Copy down all of the data underneath, exactly as shown.

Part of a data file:
** Begin **

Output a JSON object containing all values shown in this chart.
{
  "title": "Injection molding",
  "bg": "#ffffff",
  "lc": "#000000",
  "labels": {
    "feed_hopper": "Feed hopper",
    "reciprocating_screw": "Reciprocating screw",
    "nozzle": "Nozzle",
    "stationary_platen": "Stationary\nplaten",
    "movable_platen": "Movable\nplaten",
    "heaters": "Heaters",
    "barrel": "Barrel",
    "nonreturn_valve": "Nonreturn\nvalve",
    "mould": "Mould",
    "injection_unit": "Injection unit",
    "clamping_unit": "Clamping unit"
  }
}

** End **

## WRITTEN REPLY
Output a JSON object containing all values shown in this chart.
{
  "title": "Injection molding",
  "bg": "#ffffff",
  "lc": "#000000",
  "labels": {
    "feed_hopper": "Feed hopper",
    "reciprocating_screw": "Reciprocating screw",
    "nozzle": "Nozzle",
    "stationary_platen": "Stationary\nplaten",
    "movable_platen": "Movable\nplaten",
    "heaters": "Heaters",
    "barrel": "Barrel",
    "nonreturn_valve": "Nonreturn\nvalve",
    "mould": "Mould",
    "injection_unit": "Injection unit",
    "clamping_unit": "Clamping unit"
  }
}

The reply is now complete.